What you will do - Write the data out again, exactly as given.

───── Given information

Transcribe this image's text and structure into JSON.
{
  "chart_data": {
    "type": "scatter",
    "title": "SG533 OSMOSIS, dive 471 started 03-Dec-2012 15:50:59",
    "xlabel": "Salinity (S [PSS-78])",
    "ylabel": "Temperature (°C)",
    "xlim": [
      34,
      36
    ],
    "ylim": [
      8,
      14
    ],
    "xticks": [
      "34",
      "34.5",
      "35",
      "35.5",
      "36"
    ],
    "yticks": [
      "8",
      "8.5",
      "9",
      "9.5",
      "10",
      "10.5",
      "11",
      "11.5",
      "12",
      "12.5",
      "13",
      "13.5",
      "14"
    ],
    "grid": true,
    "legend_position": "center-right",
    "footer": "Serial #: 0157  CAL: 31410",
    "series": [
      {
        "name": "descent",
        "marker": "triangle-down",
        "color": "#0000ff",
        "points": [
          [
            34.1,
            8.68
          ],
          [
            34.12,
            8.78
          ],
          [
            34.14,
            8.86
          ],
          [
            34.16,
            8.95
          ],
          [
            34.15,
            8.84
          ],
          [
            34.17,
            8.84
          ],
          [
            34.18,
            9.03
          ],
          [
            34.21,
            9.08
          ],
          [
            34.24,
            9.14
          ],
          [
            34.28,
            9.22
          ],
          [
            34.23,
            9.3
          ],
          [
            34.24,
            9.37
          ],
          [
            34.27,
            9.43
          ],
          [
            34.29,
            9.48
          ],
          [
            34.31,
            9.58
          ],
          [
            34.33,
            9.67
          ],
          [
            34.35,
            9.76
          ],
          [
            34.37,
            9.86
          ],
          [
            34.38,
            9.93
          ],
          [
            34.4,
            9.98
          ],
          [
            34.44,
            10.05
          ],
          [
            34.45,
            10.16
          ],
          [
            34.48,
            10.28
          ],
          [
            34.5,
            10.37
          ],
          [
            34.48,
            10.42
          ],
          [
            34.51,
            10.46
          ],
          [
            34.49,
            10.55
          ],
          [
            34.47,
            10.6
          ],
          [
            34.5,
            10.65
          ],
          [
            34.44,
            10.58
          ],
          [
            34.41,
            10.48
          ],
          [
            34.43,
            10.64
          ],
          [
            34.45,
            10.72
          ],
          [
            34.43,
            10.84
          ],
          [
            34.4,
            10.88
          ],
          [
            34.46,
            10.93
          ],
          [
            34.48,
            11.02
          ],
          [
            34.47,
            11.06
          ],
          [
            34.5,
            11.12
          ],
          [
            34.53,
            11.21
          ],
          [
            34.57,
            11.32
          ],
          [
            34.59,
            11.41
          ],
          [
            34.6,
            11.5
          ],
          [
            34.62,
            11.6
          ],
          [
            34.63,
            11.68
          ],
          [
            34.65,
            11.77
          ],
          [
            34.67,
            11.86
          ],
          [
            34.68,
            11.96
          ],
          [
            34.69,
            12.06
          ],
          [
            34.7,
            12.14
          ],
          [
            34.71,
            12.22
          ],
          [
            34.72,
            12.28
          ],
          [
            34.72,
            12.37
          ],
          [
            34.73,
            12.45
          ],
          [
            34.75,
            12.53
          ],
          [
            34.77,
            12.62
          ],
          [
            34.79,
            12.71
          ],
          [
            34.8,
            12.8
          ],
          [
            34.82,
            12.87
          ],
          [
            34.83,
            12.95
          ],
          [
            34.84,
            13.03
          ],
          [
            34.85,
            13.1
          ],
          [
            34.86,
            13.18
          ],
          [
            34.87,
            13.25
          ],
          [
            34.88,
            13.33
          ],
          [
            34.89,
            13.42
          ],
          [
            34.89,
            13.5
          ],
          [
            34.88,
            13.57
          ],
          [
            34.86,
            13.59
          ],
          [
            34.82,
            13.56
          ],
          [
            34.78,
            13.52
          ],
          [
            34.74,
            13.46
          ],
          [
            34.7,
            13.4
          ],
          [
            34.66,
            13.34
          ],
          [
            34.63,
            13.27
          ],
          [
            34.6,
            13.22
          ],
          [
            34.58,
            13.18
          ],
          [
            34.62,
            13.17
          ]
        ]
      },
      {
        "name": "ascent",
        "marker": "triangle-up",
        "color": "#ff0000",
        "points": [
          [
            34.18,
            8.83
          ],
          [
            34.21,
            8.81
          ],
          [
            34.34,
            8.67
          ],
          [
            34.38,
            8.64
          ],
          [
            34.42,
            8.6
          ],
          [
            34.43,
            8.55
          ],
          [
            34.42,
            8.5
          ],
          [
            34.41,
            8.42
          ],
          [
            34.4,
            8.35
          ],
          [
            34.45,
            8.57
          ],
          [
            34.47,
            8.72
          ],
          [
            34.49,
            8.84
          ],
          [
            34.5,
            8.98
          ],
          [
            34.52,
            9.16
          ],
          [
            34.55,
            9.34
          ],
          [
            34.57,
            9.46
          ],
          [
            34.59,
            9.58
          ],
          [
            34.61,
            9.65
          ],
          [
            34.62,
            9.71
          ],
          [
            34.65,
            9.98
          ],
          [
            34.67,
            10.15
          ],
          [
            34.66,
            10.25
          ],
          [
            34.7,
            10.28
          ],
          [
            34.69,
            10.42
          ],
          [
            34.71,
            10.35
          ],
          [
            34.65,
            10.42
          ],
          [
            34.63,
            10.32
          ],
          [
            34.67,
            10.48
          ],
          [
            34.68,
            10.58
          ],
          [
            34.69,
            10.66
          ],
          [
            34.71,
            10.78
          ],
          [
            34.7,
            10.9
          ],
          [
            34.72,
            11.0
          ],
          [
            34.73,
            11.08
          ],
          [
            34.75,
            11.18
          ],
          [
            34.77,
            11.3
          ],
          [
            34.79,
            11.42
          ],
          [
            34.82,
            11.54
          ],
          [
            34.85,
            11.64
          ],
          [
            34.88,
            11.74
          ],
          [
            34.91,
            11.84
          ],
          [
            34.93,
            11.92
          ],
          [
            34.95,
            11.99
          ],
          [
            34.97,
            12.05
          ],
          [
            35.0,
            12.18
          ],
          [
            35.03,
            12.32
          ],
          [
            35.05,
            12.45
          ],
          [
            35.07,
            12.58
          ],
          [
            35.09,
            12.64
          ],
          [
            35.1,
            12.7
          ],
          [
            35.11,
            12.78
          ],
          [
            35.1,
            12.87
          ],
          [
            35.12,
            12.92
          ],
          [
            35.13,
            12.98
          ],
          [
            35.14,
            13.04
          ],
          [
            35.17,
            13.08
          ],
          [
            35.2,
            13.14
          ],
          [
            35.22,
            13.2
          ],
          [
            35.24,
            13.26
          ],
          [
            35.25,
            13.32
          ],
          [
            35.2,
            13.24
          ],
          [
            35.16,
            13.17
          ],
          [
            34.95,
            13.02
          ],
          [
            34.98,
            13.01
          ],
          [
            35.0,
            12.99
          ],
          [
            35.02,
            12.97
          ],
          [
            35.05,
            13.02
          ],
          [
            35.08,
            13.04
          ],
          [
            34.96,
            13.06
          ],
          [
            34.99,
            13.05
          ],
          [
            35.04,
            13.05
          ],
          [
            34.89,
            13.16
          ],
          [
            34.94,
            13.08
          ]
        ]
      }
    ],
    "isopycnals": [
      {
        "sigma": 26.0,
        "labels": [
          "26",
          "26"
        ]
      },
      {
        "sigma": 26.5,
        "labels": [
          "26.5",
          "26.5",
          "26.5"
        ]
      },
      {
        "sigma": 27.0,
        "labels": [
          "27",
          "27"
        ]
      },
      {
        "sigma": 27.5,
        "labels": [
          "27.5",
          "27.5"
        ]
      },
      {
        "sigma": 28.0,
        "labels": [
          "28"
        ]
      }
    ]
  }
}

──────────

Reply to the exercise -
Transcribe this image's text and structure into JSON.
{
  "chart_data": {
    "type": "scatter",
    "title": "SG533 OSMOSIS, dive 471 started 03-Dec-2012 15:50:59",
    "xlabel": "Salinity (S [PSS-78])",
    "ylabel": "Temperature (°C)",
    "xlim": [
      34,
      36
    ],
    "ylim": [
      8,
      14
    ],
    "xticks": [
      "34",
      "34.5",
      "35",
      "35.5",
      "36"
    ],
    "yticks": [
      "8",
      "8.5",
      "9",
      "9.5",
      "10",
      "10.5",
      "11",
      "11.5",
      "12",
      "12.5",
      "13",
      "13.5",
      "14"
    ],
    "grid": true,
    "legend_position": "center-right",
    "footer": "Serial #: 0157  CAL: 31410",
    "series": [
      {
        "name": "descent",
        "marker": "triangle-down",
        "color": "#0000ff",
        "points": [
          [
            34.1,
            8.68
          ],
          [
            34.12,
            8.78
          ],
          [
            34.14,
            8.86
          ],
          [
            34.16,
            8.95
          ],
          [
            34.15,
            8.84
          ],
          [
            34.17,
            8.84
          ],
          [
            34.18,
            9.03
          ],
          [
            34.21,
            9.08
          ],
          [
            34.24,
            9.14
          ],
          [
            34.28,
            9.22
          ],
          [
            34.23,
            9.3
          ],
          [
            34.24,
            9.37
          ],
          [
            34.27,
            9.43
          ],
          [
            34.29,
            9.48
          ],
          [
            34.31,
            9.58
          ],
          [
            34.33,
            9.67
          ],
          [
            34.35,
            9.76
          ],
          [
            34.37,
            9.86
          ],
          [
            34.38,
            9.93
          ],
          [
            34.4,
            9.98
          ],
          [
            34.44,
            10.05
          ],
          [
            34.45,
            10.16
          ],
          [
            34.48,
            10.28
          ],
          [
            34.5,
            10.37
          ],
          [
            34.48,
            10.42
          ],
          [
            34.51,
            10.46
          ],
          [
            34.49,
            10.55
          ],
          [
            34.47,
            10.6
          ],
          [
            34.5,
            10.65
          ],
          [
            34.44,
            10.58
          ],
          [
            34.41,
            10.48
          ],
          [
            34.43,
            10.64
          ],
          [
            34.45,
            10.72
          ],
          [
            34.43,
            10.84
          ],
          [
            34.4,
            10.88
          ],
          [
            34.46,
            10.93
          ],
          [
            34.48,
            11.02
          ],
          [
            34.47,
            11.06
          ],
          [
            34.5,
            11.12
          ],
          [
            34.53,
            11.21
          ],
          [
            34.57,
            11.32
          ],
          [
            34.59,
            11.41
          ],
          [
            34.6,
            11.5
          ],
          [
            34.62,
            11.6
          ],
          [
            34.63,
            11.68
          ],
          [
            34.65,
            11.77
          ],
          [
            34.67,
            11.86
          ],
          [
            34.68,
            11.96
          ],
          [
            34.69,
            12.06
          ],
          [
            34.7,
            12.14
          ],
          [
            34.71,
            12.22
          ],
          [
            34.72,
            12.28
          ],
          [
            34.72,
            12.37
          ],
          [
            34.73,
            12.45
          ],
          [
            34.75,
            12.53
          ],
          [
            34.77,
            12.62
          ],
          [
            34.79,
            12.71
          ],
          [
            34.8,
            12.8
          ],
          [
            34.82,
            12.87
          ],
          [
            34.83,
            12.95
          ],
          [
            34.84,
            13.03
          ],
          [
            34.85,
            13.1
          ],
          [
            34.86,
            13.18
          ],
          [
            34.87,
            13.25
          ],
          [
            34.88,
            13.33
          ],
          [
            34.89,
            13.42
          ],
          [
            34.89,
            13.5
          ],
          [
            34.88,
            13.57
          ],
          [
            34.86,
            13.59
          ],
          [
            34.82,
            13.56
          ],
          [
            34.78,
            13.52
          ],
          [
            34.74,
            13.46
          ],
          [
            34.7,
            13.4
          ],
          [
            34.66,
            13.34
          ],
          [
            34.63,
            13.27
          ],
          [
            34.6,
            13.22
          ],
          [
            34.58,
            13.18
          ],
          [
            34.62,
            13.17
          ]
        ]
      },
      {
        "name": "ascent",
        "marker": "triangle-up",
        "color": "#ff0000",
        "points": [
          [
            34.18,
            8.83
          ],
          [
            34.21,
            8.81
          ],
          [
            34.34,
            8.67
          ],
          [
            34.38,
            8.64
          ],
          [
            34.42,
            8.6
          ],
          [
            34.43,
            8.55
          ],
          [
            34.42,
            8.5
          ],
          [
            34.41,
            8.42
          ],
          [
            34.4,
            8.35
          ],
          [
            34.45,
            8.57
          ],
          [
            34.47,
            8.72
          ],
          [
            34.49,
            8.84
          ],
          [
            34.5,
            8.98
          ],
          [
            34.52,
            9.16
          ],
          [
            34.55,
            9.34
          ],
          [
            34.57,
            9.46
          ],
          [
            34.59,
            9.58
          ],
          [
            34.61,
            9.65
          ],
          [
            34.62,
            9.71
          ],
          [
            34.65,
            9.98
          ],
          [
            34.67,
            10.15
          ],
          [
            34.66,
            10.25
          ],
          [
            34.7,
            10.28
          ],
          [
            34.69,
            10.42
          ],
          [
            34.71,
            10.35
          ],
          [
            34.65,
            10.42
          ],
          [
            34.63,
            10.32
          ],
          [
            34.67,
            10.48
          ],
          [
            34.68,
            10.58
          ],
          [
            34.69,
            10.66
          ],
          [
            34.71,
            10.78
          ],
          [
            34.7,
            10.9
          ],
          [
            34.72,
            11.0
          ],
          [
            34.73,
            11.08
          ],
          [
            34.75,
            11.18
          ],
          [
            34.77,
            11.3
          ],
          [
            34.79,
            11.42
          ],
          [
            34.82,
            11.54
          ],
          [
            34.85,
            11.64
          ],
          [
            34.88,
            11.74
          ],
          [
            34.91,
            11.84
          ],
          [
            34.93,
            11.92
          ],
          [
            34.95,
            11.99
          ],
          [
            34.97,
            12.05
          ],
          [
            35.0,
            12.18
          ],
          [
            35.03,
            12.32
          ],
          [
            35.05,
            12.45
          ],
          [
            35.07,
            12.58
          ],
          [
            35.09,
            12.64
          ],
          [
            35.1,
            12.7
          ],
          [
            35.11,
            12.78
          ],
          [
            35.1,
            12.87
          ],
          [
            35.12,
            12.92
          ],
          [
            35.13,
            12.98
          ],
          [
            35.14,
            13.04
          ],
          [
            35.17,
            13.08
          ],
          [
            35.2,
            13.14
          ],
          [
            35.22,
            13.2
          ],
          [
            35.24,
            13.26
          ],
          [
            35.25,
            13.32
          ],
          [
            35.2,
            13.24
          ],
          [
            35.16,
            13.17
          ],
          [
            34.95,
            13.02
          ],
          [
            34.98,
            13.01
          ],
          [
            35.0,
            12.99
          ],
          [
            35.02,
            12.97
          ],
          [
            35.05,
            13.02
          ],
          [
            35.08,
            13.04
          ],
          [
            34.96,
            13.06
          ],
          [
            34.99,
            13.05
          ],
          [
            35.04,
            13.05
          ],
          [
            34.89,
            13.16
          ],
          [
            34.94,
            13.08
          ]
        ]
      }
    ],
    "isopycnals": [
      {
        "sigma": 26.0,
        "labels": [
          "26",
          "26"
        ]
      },
      {
        "sigma": 26.5,
        "labels": [
          "26.5",
          "26.5",
          "26.5"
        ]
      },
      {
        "sigma": 27.0,
        "labels": [
          "27",
          "27"
        ]
      },
      {
        "sigma": 27.5,
        "labels": [
          "27.5",
          "27.5"
        ]
      },
      {
        "sigma": 28.0,
        "labels": [
          "28"
        ]
      }
    ]
  }
}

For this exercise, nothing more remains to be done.